= Task A =
In the MediaWiki overview, how does the platform preserve the full history of a page?
= Task B =
Transcribe the MediaWiki overview word for word, everything from "MediaWiki is an" down to "collaborative reference sites.".

MediaWiki is an open-source wiki engine that serves as a collaborative content platform with full versioning, multilingual publishing, and extensibility. It is fundamentally a web-based system that enables multiple users to create, edit, and organize content together, while tracking every change through revision history for rollback. As an extensible web application and versioned content management system, MediaWiki provides the foundational capabilities for hosting wikis at any scale, from small team documentation to the world's largest collaborative reference sites.
The platform distinguishes itself through its architectural approach to wiki management, which includes storing each page edit as a new database row to preserve full history and enable rollback to any version. Its hook-based extension system allows custom functionality to be injected at specific execution points without modifying the core codebase, while a job queue handles expensive or time-sensitive tasks asynchronously outside the request lifecycle. MediaWiki also integrates pluggable object caching using configurable backends such as memcached or Redis, and its ResourceLoader bundles front-end assets into dependency-resolved modules with cache-aware URLs. At the heart of content creation lies a wikitext parser that converts markup into a syntactic tree for predictable HTML generation.
Beyond its core architecture, MediaWiki offers a modular extension system for adding features and integrations, along with built-in localization tools that adapt the interface into many languages for global audiences. The platform also includes collaborative project management capabilities, enabling users to host wikis with access control, and to create projects and workboards for tracking tasks across teams within the wiki environment.

= Material supplied =

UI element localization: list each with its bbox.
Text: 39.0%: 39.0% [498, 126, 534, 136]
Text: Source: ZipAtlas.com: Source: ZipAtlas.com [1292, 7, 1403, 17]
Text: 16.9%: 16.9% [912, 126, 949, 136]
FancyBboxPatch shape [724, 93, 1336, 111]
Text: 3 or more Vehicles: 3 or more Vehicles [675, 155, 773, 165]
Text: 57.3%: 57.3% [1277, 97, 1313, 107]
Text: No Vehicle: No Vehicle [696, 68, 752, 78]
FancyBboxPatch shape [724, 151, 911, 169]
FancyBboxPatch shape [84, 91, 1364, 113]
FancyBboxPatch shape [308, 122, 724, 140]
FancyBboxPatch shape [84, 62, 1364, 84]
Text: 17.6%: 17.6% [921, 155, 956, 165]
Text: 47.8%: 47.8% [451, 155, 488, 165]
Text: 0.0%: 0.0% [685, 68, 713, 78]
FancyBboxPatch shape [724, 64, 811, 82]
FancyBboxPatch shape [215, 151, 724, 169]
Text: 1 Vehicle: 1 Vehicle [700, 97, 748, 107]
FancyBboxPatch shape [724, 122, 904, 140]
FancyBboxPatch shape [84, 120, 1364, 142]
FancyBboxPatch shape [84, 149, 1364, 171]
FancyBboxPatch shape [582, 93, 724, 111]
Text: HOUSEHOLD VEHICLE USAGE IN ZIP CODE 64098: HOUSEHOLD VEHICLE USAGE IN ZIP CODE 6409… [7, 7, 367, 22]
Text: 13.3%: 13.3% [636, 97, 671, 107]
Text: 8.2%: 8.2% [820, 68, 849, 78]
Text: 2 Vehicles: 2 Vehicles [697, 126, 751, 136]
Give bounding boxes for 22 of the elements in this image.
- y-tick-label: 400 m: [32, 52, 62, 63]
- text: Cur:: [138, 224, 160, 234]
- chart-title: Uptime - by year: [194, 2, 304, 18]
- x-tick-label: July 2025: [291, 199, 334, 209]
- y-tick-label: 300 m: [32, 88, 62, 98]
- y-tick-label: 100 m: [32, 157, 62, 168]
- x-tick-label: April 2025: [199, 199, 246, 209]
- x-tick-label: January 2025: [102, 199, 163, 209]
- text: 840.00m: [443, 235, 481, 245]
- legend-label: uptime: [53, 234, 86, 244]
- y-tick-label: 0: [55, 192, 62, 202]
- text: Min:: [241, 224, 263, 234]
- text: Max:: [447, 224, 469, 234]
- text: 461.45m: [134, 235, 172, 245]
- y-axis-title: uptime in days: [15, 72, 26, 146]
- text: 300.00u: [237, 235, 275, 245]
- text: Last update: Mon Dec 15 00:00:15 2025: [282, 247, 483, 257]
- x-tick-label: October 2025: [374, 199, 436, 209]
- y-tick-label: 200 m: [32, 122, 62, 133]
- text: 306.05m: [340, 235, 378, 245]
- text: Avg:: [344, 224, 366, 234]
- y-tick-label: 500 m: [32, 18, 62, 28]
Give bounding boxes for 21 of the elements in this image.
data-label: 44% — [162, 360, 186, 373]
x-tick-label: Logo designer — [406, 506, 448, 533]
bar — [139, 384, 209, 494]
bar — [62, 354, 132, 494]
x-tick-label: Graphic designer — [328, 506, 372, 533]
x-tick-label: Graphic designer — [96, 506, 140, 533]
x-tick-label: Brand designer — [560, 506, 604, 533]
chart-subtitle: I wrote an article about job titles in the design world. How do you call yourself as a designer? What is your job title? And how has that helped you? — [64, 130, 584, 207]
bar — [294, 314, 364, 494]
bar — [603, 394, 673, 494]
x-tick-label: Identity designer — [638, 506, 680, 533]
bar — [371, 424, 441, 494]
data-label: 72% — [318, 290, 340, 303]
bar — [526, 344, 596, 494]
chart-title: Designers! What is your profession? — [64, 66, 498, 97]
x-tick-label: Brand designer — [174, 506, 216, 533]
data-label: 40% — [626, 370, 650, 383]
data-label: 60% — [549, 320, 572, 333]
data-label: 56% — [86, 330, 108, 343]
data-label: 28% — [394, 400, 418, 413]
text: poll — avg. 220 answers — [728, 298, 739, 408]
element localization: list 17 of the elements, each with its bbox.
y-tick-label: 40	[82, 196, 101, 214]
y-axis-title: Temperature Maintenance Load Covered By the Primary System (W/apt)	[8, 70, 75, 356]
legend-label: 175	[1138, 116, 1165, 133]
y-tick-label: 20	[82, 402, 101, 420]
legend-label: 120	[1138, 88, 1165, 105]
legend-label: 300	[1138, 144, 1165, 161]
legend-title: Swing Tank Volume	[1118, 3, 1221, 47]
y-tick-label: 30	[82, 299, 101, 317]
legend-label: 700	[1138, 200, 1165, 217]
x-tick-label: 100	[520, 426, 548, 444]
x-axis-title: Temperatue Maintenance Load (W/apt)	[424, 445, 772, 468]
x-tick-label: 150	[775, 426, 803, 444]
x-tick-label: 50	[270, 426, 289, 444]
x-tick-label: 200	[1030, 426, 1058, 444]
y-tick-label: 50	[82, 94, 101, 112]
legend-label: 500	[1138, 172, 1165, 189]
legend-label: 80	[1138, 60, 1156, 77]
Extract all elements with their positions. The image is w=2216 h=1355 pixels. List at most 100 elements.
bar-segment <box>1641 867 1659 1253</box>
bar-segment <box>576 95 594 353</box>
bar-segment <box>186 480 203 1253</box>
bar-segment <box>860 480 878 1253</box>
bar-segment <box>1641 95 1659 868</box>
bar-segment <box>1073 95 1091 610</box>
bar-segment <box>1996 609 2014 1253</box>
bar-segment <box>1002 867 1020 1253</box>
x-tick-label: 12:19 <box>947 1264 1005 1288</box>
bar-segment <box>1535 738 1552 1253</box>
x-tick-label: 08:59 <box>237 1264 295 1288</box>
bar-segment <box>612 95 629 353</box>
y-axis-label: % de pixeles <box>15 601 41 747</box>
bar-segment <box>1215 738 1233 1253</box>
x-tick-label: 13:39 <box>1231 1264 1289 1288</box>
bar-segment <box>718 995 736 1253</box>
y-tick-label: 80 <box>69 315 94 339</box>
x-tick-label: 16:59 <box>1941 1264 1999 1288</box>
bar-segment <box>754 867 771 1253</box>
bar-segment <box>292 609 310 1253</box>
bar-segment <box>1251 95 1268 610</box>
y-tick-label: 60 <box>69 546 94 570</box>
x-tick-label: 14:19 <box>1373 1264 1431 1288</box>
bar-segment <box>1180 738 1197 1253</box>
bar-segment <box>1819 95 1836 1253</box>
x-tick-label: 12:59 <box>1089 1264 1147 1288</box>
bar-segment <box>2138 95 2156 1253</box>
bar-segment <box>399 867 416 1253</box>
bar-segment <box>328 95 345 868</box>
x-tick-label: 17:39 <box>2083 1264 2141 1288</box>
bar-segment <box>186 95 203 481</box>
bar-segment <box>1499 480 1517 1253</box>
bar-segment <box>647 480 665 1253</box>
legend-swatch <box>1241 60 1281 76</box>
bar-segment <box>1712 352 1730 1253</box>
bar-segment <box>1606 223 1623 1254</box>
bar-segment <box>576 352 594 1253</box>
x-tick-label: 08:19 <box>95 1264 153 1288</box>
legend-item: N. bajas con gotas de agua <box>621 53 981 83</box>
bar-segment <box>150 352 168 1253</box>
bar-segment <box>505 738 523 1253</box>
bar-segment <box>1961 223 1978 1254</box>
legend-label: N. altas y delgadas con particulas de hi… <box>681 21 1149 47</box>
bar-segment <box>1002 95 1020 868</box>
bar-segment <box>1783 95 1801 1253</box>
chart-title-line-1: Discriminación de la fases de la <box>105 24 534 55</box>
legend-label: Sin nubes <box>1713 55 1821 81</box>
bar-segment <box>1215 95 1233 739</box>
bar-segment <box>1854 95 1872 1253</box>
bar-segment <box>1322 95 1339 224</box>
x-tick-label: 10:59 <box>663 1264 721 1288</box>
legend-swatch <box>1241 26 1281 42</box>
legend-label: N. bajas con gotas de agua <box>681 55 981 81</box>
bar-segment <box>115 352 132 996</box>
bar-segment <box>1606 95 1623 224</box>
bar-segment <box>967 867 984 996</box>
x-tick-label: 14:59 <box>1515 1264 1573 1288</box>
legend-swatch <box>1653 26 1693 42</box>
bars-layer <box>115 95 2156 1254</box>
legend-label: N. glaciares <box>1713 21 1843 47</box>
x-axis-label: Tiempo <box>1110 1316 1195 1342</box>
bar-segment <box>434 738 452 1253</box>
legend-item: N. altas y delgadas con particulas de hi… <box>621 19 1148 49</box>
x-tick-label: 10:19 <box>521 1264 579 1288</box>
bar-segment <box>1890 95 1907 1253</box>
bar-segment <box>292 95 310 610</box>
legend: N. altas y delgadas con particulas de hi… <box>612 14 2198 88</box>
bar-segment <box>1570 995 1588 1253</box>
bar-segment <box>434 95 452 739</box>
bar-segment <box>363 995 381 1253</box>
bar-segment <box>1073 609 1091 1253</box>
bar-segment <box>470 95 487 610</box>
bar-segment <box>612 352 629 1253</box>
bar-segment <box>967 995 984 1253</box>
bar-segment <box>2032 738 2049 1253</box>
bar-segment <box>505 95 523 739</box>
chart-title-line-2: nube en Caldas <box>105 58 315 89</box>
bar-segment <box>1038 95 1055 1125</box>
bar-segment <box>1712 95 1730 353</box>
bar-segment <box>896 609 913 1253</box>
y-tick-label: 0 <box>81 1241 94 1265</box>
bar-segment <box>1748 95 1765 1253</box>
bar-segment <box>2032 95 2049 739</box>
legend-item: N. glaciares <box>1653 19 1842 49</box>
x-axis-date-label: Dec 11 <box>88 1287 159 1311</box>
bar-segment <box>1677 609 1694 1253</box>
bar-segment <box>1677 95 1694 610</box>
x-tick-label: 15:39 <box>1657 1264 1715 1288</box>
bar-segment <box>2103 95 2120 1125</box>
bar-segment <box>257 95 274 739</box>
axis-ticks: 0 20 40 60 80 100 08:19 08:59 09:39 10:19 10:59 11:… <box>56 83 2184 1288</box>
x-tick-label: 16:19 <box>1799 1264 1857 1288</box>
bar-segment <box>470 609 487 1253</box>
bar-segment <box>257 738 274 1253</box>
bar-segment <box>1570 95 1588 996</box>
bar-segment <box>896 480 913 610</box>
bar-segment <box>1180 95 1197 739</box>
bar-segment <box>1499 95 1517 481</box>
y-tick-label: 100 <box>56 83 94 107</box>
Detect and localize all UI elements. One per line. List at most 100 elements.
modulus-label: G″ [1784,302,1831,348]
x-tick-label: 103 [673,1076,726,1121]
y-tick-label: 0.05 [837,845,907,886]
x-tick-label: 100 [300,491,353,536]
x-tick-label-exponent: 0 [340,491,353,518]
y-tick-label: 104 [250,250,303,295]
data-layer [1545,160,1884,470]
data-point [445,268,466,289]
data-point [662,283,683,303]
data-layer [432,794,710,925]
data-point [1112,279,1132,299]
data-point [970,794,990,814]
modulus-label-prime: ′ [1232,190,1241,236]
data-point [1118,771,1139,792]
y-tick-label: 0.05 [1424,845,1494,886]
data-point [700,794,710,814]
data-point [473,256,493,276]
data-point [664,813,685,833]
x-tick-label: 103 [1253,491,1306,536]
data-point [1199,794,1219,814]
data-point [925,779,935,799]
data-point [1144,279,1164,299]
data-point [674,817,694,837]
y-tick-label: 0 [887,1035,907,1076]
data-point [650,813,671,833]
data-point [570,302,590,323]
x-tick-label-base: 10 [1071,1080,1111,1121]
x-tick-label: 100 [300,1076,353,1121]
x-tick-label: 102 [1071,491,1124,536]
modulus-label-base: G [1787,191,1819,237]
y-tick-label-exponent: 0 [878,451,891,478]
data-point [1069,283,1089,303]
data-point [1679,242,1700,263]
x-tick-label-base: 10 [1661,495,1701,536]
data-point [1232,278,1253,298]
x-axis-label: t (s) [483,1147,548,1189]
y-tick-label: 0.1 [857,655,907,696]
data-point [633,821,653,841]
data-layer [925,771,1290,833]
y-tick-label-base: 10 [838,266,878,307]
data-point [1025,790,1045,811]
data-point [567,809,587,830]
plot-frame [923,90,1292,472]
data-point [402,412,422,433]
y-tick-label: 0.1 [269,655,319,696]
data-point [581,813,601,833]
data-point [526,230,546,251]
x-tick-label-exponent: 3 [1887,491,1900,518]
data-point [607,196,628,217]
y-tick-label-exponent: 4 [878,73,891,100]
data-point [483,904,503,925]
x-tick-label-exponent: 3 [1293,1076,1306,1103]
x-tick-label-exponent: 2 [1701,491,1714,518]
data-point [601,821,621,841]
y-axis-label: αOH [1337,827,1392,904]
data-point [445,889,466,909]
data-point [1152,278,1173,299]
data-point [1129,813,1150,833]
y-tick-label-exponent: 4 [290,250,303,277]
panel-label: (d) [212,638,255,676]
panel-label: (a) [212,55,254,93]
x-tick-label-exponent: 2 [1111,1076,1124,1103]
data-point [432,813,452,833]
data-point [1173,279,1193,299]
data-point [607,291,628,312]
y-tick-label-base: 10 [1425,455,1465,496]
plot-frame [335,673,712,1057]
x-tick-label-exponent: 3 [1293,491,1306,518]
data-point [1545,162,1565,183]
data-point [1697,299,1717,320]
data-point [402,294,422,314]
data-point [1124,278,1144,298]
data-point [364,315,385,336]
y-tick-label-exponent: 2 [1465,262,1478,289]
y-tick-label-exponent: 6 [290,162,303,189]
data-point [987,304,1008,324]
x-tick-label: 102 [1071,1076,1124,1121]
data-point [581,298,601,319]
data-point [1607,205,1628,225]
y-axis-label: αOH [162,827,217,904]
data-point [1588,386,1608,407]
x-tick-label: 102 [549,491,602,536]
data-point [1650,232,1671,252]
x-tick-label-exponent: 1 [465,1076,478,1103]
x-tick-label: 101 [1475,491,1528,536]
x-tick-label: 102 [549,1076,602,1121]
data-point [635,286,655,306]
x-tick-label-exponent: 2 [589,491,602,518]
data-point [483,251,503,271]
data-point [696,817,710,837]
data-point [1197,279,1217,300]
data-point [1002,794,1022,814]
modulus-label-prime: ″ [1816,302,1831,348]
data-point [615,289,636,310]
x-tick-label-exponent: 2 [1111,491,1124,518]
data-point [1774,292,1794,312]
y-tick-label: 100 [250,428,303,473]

= Solution A =
It stores each page edit as a new database row.

= Solution B =
MediaWiki is an open-source wiki engine that serves as a collaborative content platform with full versioning, multilingual publishing, and extensibility. It is fundamentally a web-based system that enables multiple users to create, edit, and organize content together, while tracking every change through revision history for rollback. As an extensible web application and versioned content management system, MediaWiki provides the foundational capabilities for hosting wikis at any scale, from small team documentation to the world's largest collaborative reference sites.